• _Exercise directions_:
Every line containing the word "Market" needs to be found and copied.
[START OF Provided data]
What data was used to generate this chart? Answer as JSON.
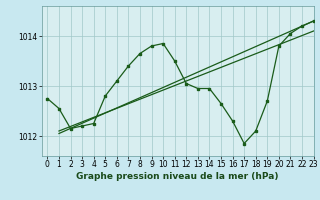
{
  "title": "Graphe pression niveau de la mer (hPa)",
  "background_color": "#c8e8f0",
  "plot_bg_color": "#d8eef0",
  "line_color": "#1a5c1a",
  "grid_color": "#a0c8c8",
  "xlim": [
    -0.5,
    23
  ],
  "ylim": [
    1011.6,
    1014.6
  ],
  "yticks": [
    1012,
    1013,
    1014
  ],
  "xticks": [
    0,
    1,
    2,
    3,
    4,
    5,
    6,
    7,
    8,
    9,
    10,
    11,
    12,
    13,
    14,
    15,
    16,
    17,
    18,
    19,
    20,
    21,
    22,
    23
  ],
  "series1_x": [
    0,
    1,
    2,
    3,
    4,
    5,
    6,
    7,
    8,
    9,
    10,
    11,
    12,
    13,
    14,
    15,
    16,
    17,
    18,
    19,
    20,
    21,
    22,
    23
  ],
  "series1_y": [
    1012.75,
    1012.55,
    1012.15,
    1012.2,
    1012.25,
    1012.8,
    1013.1,
    1013.4,
    1013.65,
    1013.8,
    1013.85,
    1013.5,
    1013.05,
    1012.95,
    1012.95,
    1012.65,
    1012.3,
    1011.85,
    1012.1,
    1012.7,
    1013.8,
    1014.05,
    1014.2,
    1014.3
  ],
  "trend1_x": [
    1,
    23
  ],
  "trend1_y": [
    1012.1,
    1014.1
  ],
  "trend2_x": [
    1,
    23
  ],
  "trend2_y": [
    1012.05,
    1014.3
  ],
  "marker_size": 2.0,
  "line_width": 0.9,
  "font_size_label": 6.5,
  "font_size_tick": 5.5
}
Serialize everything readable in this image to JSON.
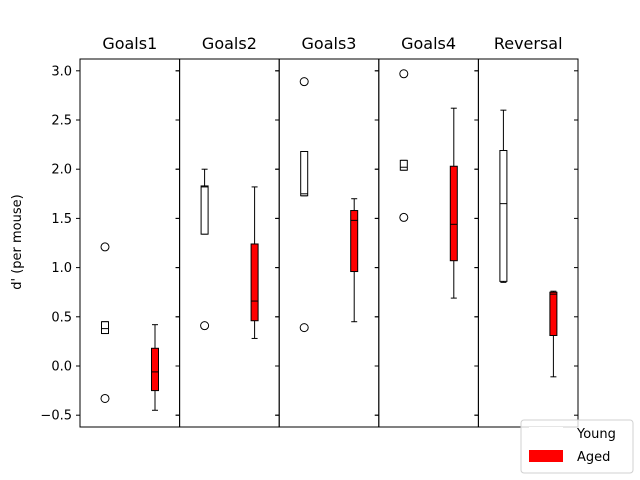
{
  "chart_data": {
    "type": "box",
    "ylabel": "d' (per mouse)",
    "ylim": [
      -0.62,
      3.12
    ],
    "yticks": [
      -0.5,
      0.0,
      0.5,
      1.0,
      1.5,
      2.0,
      2.5,
      3.0
    ],
    "ytick_labels": [
      "−0.5",
      "0.0",
      "0.5",
      "1.0",
      "1.5",
      "2.0",
      "2.5",
      "3.0"
    ],
    "legend": {
      "placement": "lower-right",
      "entries": [
        {
          "label": "Young",
          "color": "#ffffff"
        },
        {
          "label": "Aged",
          "color": "#ff0000"
        }
      ]
    },
    "panels": [
      {
        "title": "Goals1",
        "boxes": [
          {
            "group": "Young",
            "whislo": 0.33,
            "q1": 0.33,
            "med": 0.38,
            "q3": 0.45,
            "whishi": 0.45,
            "fliers": [
              1.21,
              -0.33
            ]
          },
          {
            "group": "Aged",
            "whislo": -0.45,
            "q1": -0.25,
            "med": -0.06,
            "q3": 0.18,
            "whishi": 0.42,
            "fliers": []
          }
        ]
      },
      {
        "title": "Goals2",
        "boxes": [
          {
            "group": "Young",
            "whislo": 1.34,
            "q1": 1.34,
            "med": 1.82,
            "q3": 1.83,
            "whishi": 2.0,
            "fliers": [
              0.41
            ]
          },
          {
            "group": "Aged",
            "whislo": 0.28,
            "q1": 0.46,
            "med": 0.66,
            "q3": 1.24,
            "whishi": 1.82,
            "fliers": []
          }
        ]
      },
      {
        "title": "Goals3",
        "boxes": [
          {
            "group": "Young",
            "whislo": 1.73,
            "q1": 1.73,
            "med": 1.75,
            "q3": 2.18,
            "whishi": 2.18,
            "fliers": [
              2.89,
              0.39
            ]
          },
          {
            "group": "Aged",
            "whislo": 0.45,
            "q1": 0.96,
            "med": 1.48,
            "q3": 1.58,
            "whishi": 1.7,
            "fliers": []
          }
        ]
      },
      {
        "title": "Goals4",
        "boxes": [
          {
            "group": "Young",
            "whislo": 1.99,
            "q1": 1.99,
            "med": 2.02,
            "q3": 2.09,
            "whishi": 2.09,
            "fliers": [
              2.97,
              1.51
            ]
          },
          {
            "group": "Aged",
            "whislo": 0.69,
            "q1": 1.07,
            "med": 1.44,
            "q3": 2.03,
            "whishi": 2.62,
            "fliers": []
          }
        ]
      },
      {
        "title": "Reversal",
        "boxes": [
          {
            "group": "Young",
            "whislo": 0.85,
            "q1": 0.86,
            "med": 1.65,
            "q3": 2.19,
            "whishi": 2.6,
            "fliers": []
          },
          {
            "group": "Aged",
            "whislo": -0.11,
            "q1": 0.31,
            "med": 0.73,
            "q3": 0.75,
            "whishi": 0.76,
            "fliers": []
          }
        ]
      }
    ]
  }
}
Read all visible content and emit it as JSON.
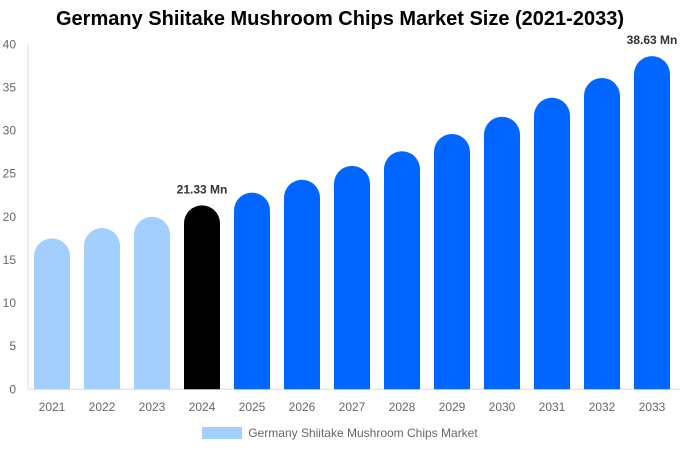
{
  "chart_data": {
    "type": "bar",
    "title": "Germany Shiitake Mushroom Chips Market Size (2021-2033)",
    "categories": [
      "2021",
      "2022",
      "2023",
      "2024",
      "2025",
      "2026",
      "2027",
      "2028",
      "2029",
      "2030",
      "2031",
      "2032",
      "2033"
    ],
    "series": [
      {
        "name": "Germany Shiitake Mushroom Chips Market",
        "values": [
          17.5,
          18.7,
          20.0,
          21.33,
          22.8,
          24.3,
          25.9,
          27.6,
          29.6,
          31.6,
          33.8,
          36.1,
          38.63
        ]
      }
    ],
    "ylim": [
      0,
      40
    ],
    "yticks": [
      0,
      5,
      10,
      15,
      20,
      25,
      30,
      35,
      40
    ],
    "data_labels": {
      "3": "21.33 Mn",
      "12": "38.63 Mn"
    },
    "colors": {
      "historical": "#a3cfff",
      "current": "#000000",
      "forecast": "#0066ff"
    },
    "grid": false,
    "legend": "bottom"
  }
}
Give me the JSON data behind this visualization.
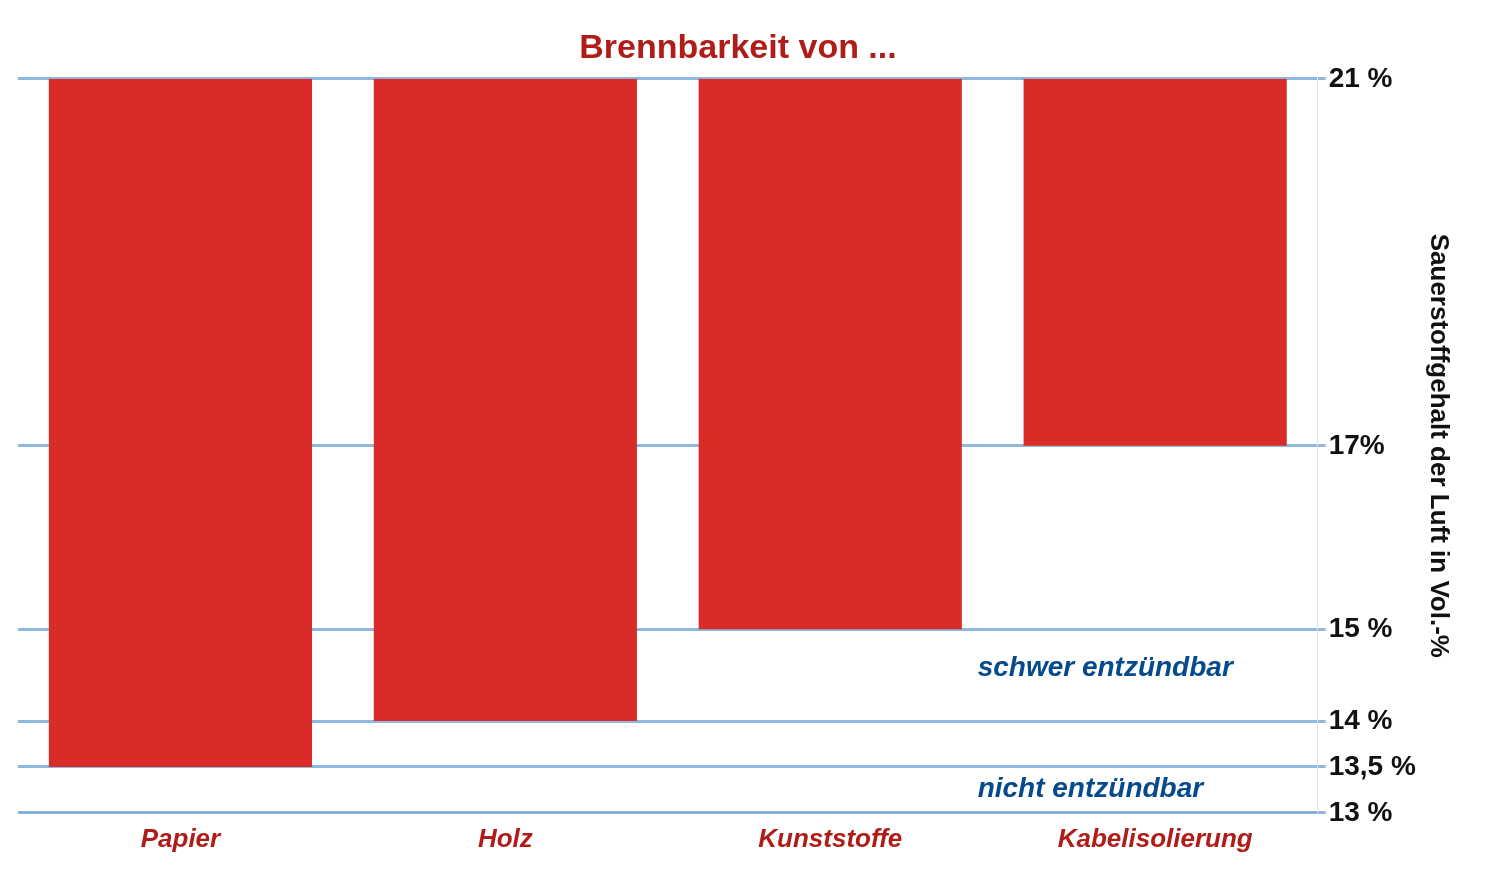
{
  "chart_data": {
    "type": "bar",
    "title": "Brennbarkeit von ...",
    "ylabel": "Sauerstoffgehalt der Luft in Vol.-%",
    "categories": [
      "Papier",
      "Holz",
      "Kunststoffe",
      "Kabelisolierung"
    ],
    "base": [
      21,
      21,
      21,
      21
    ],
    "values": [
      -7.5,
      -7,
      -6,
      -4
    ],
    "color": "#d92b27",
    "ylim": [
      13,
      21
    ],
    "yticks": [
      {
        "value": 13,
        "label": "13 %"
      },
      {
        "value": 13.5,
        "label": "13,5 %"
      },
      {
        "value": 14,
        "label": "14 %"
      },
      {
        "value": 15,
        "label": "15 %"
      },
      {
        "value": 17,
        "label": "17%"
      },
      {
        "value": 21,
        "label": "21 %"
      }
    ],
    "grid": "y",
    "annotations": [
      "schwer entzündbar",
      "nicht entzündbar"
    ]
  }
}
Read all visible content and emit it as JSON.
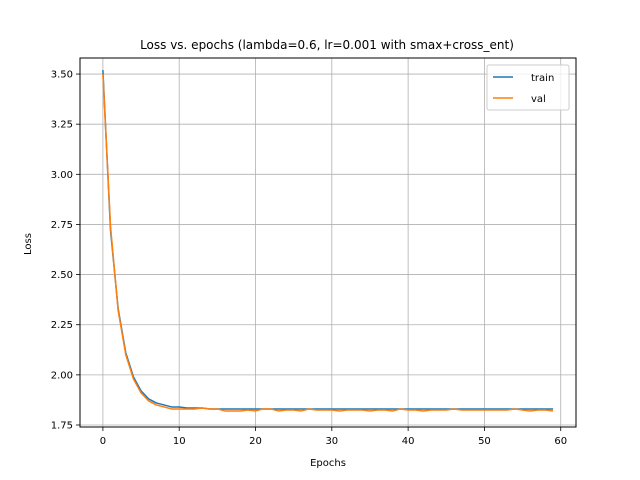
{
  "chart_data": {
    "type": "line",
    "title": "Loss vs. epochs (lambda=0.6, lr=0.001 with smax+cross_ent)",
    "xlabel": "Epochs",
    "ylabel": "Loss",
    "xlim": [
      -3,
      62
    ],
    "ylim": [
      1.74,
      3.58
    ],
    "xticks": [
      0,
      10,
      20,
      30,
      40,
      50,
      60
    ],
    "yticks": [
      1.75,
      2.0,
      2.25,
      2.5,
      2.75,
      3.0,
      3.25,
      3.5
    ],
    "ytick_labels": [
      "1.75",
      "2.00",
      "2.25",
      "2.50",
      "2.75",
      "3.00",
      "3.25",
      "3.50"
    ],
    "grid": true,
    "legend_position": "top-right",
    "x": [
      0,
      1,
      2,
      3,
      4,
      5,
      6,
      7,
      8,
      9,
      10,
      11,
      12,
      13,
      14,
      15,
      16,
      17,
      18,
      19,
      20,
      21,
      22,
      23,
      24,
      25,
      26,
      27,
      28,
      29,
      30,
      31,
      32,
      33,
      34,
      35,
      36,
      37,
      38,
      39,
      40,
      41,
      42,
      43,
      44,
      45,
      46,
      47,
      48,
      49,
      50,
      51,
      52,
      53,
      54,
      55,
      56,
      57,
      58,
      59
    ],
    "series": [
      {
        "name": "train",
        "color": "#1f77b4",
        "values": [
          3.52,
          2.72,
          2.33,
          2.11,
          1.99,
          1.92,
          1.88,
          1.86,
          1.85,
          1.84,
          1.84,
          1.835,
          1.835,
          1.835,
          1.83,
          1.83,
          1.83,
          1.83,
          1.83,
          1.83,
          1.83,
          1.83,
          1.83,
          1.83,
          1.83,
          1.83,
          1.83,
          1.83,
          1.83,
          1.83,
          1.83,
          1.83,
          1.83,
          1.83,
          1.83,
          1.83,
          1.83,
          1.83,
          1.83,
          1.83,
          1.83,
          1.83,
          1.83,
          1.83,
          1.83,
          1.83,
          1.83,
          1.83,
          1.83,
          1.83,
          1.83,
          1.83,
          1.83,
          1.83,
          1.83,
          1.83,
          1.83,
          1.83,
          1.83,
          1.83
        ]
      },
      {
        "name": "val",
        "color": "#ff7f0e",
        "values": [
          3.5,
          2.74,
          2.32,
          2.1,
          1.98,
          1.91,
          1.87,
          1.85,
          1.84,
          1.83,
          1.83,
          1.83,
          1.83,
          1.835,
          1.83,
          1.83,
          1.82,
          1.82,
          1.82,
          1.825,
          1.82,
          1.83,
          1.83,
          1.82,
          1.825,
          1.825,
          1.82,
          1.83,
          1.825,
          1.825,
          1.825,
          1.82,
          1.825,
          1.825,
          1.825,
          1.82,
          1.825,
          1.825,
          1.82,
          1.83,
          1.825,
          1.825,
          1.82,
          1.825,
          1.825,
          1.825,
          1.83,
          1.825,
          1.825,
          1.825,
          1.825,
          1.825,
          1.825,
          1.825,
          1.83,
          1.825,
          1.82,
          1.825,
          1.825,
          1.82
        ]
      }
    ]
  }
}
[END OF Provided data]
• _Worked solution_:
    "title": "Germany Shiitake Mushroom Chips Market Size (2021-2033)",
        "name": "Germany Shiitake Mushroom Chips Market",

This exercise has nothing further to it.